Diabetic chemist builds biohacked device to treat the disease

Dr Orla Wilson is a chemist and a type 1 diabetic – and when she found out her daughter had her same disease, Dr Wilson wanted better for her child than a life of blood sugar checks and insulin shots. 

So she built a better way in her kitchen, and tried it on herself.

Dr Wilson is one of over 1,000 people worldwide who have built their own tiny, wearable computers to automatically check their blood sugar levels and deliver insulin as needed. 

The DIY devices have been life-changing for the small group of people who have biohacked their way to a less intrusive way to manage their disease. 

All it took was $150 worth of parts ordered online, basic programming, some tinkering in her Baltimore, Maryland home. 

Orla Wilson built her own version of a DIY device to communicate between a blood sugar meter and insulin pump to ensure she and her daughter have stable glucose levels at all times

The three component devices involved in managing type 1 diabetes – a glucose meter, an insulin pump (or injector) and a monitor to display glucose levels – have evolved and become far smaller over the last several decades.

----

**TASK DESCRIPTION:** Reproduce the entire article about the biohacked diabetes device word for word. Rely solely on the article about the biohacked diabetes device.

[Bounding box prediction data]
----

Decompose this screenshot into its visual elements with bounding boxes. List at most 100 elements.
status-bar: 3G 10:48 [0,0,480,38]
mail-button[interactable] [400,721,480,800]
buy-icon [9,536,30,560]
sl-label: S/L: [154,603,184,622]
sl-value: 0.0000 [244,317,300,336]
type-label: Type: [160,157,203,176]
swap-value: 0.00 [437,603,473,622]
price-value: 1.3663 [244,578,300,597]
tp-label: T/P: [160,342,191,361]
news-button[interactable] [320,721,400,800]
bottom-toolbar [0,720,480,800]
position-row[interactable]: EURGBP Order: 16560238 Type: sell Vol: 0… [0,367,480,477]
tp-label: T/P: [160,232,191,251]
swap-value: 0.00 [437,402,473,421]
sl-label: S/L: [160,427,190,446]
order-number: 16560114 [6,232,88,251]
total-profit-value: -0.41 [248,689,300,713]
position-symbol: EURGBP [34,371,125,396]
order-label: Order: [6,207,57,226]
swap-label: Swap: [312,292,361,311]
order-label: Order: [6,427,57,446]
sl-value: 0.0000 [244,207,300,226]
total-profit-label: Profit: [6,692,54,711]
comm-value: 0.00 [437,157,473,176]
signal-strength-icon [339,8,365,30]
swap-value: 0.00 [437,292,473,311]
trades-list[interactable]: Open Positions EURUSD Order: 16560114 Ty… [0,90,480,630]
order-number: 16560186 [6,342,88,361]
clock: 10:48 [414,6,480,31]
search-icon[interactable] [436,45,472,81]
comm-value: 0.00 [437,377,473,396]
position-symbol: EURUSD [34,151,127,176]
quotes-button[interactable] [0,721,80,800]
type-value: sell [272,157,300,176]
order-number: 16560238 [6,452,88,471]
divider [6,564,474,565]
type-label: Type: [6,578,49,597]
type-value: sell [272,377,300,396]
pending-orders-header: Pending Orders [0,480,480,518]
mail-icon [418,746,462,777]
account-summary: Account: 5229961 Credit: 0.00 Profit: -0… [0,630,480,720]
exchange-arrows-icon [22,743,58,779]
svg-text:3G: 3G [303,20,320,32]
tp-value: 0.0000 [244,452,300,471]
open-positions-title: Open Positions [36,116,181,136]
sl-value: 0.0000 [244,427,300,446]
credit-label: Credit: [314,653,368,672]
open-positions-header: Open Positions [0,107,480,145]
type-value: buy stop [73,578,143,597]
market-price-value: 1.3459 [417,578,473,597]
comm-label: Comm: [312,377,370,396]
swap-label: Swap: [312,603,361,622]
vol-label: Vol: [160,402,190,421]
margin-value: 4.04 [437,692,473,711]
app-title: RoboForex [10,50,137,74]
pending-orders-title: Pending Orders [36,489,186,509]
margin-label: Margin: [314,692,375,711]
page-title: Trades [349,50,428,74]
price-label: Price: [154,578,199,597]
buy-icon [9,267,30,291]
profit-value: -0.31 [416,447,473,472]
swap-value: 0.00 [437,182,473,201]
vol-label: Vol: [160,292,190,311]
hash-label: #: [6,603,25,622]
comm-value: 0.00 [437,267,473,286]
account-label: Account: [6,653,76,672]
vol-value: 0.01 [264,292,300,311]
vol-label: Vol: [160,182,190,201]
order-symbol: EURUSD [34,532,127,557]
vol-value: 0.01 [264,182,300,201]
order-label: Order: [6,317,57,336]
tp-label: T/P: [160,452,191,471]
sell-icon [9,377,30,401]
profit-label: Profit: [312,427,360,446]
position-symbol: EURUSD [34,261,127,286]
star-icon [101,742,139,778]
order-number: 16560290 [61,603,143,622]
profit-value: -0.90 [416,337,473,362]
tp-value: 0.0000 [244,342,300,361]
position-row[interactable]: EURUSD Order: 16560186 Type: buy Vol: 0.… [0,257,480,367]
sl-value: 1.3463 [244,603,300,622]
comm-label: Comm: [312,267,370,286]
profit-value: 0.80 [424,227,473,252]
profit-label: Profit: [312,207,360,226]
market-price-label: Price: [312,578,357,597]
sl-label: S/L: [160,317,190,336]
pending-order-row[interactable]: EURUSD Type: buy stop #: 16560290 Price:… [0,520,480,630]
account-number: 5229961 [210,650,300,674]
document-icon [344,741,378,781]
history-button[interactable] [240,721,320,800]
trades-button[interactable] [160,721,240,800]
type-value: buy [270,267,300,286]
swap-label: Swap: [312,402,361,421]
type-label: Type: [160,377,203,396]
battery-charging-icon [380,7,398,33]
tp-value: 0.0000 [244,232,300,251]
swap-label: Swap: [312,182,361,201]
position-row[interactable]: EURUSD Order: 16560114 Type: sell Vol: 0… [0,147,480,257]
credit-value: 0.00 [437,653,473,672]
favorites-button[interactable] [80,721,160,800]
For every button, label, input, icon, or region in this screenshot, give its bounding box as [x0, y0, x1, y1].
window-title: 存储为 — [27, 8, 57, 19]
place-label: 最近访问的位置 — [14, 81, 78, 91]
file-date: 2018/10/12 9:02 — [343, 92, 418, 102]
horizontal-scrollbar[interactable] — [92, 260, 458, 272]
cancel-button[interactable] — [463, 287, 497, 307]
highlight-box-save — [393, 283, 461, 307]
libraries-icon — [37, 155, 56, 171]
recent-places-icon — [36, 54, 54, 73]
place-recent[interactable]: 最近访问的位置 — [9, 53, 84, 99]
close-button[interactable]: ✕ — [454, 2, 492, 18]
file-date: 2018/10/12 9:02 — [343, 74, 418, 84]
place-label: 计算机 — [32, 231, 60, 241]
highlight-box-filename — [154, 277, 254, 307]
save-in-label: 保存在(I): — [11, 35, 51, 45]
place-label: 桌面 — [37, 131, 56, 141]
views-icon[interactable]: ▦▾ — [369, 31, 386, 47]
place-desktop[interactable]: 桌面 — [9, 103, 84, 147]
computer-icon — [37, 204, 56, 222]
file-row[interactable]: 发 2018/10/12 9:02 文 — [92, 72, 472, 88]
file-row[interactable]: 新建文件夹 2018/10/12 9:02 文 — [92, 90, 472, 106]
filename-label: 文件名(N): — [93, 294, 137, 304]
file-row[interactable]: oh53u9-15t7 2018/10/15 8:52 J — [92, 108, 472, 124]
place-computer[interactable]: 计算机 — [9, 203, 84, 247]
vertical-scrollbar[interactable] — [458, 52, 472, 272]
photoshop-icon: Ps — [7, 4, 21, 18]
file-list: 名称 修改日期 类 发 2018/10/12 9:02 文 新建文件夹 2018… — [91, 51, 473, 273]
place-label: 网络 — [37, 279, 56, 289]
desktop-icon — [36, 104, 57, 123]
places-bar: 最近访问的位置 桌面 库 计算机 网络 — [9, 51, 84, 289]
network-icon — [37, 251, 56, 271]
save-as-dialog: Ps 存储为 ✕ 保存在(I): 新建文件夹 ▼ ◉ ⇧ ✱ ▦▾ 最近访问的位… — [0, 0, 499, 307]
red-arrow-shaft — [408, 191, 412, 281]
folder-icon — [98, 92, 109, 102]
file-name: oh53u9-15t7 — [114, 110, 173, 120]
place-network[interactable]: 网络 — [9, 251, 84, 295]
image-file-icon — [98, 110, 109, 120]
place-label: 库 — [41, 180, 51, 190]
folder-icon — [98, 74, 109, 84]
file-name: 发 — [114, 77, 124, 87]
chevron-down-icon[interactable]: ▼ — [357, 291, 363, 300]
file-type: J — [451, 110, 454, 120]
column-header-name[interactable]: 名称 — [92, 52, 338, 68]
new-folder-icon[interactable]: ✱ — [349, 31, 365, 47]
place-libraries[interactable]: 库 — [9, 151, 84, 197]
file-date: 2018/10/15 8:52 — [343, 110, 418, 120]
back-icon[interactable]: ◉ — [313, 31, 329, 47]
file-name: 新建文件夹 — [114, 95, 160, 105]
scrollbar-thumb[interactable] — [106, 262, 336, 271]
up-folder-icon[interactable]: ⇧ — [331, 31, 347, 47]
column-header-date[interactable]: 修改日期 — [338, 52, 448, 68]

----

**WRITTEN RESPONSE:**
Diabetic chemist builds biohacked device to treat the disease

Dr Orla Wilson is a chemist and a type 1 diabetic – and when she found out her daughter had her same disease, Dr Wilson wanted better for her child than a life of blood sugar checks and insulin shots. 

So she built a better way in her kitchen, and tried it on herself.

Dr Wilson is one of over 1,000 people worldwide who have built their own tiny, wearable computers to automatically check their blood sugar levels and deliver insulin as needed. 

The DIY devices have been life-changing for the small group of people who have biohacked their way to a less intrusive way to manage their disease. 

All it took was $150 worth of parts ordered online, basic programming, some tinkering in her Baltimore, Maryland home. 

Orla Wilson built her own version of a DIY device to communicate between a blood sugar meter and insulin pump to ensure she and her daughter have stable glucose levels at all times

The three component devices involved in managing type 1 diabetes – a glucose meter, an insulin pump (or injector) and a monitor to display glucose levels – have evolved and become far smaller over the last several decades.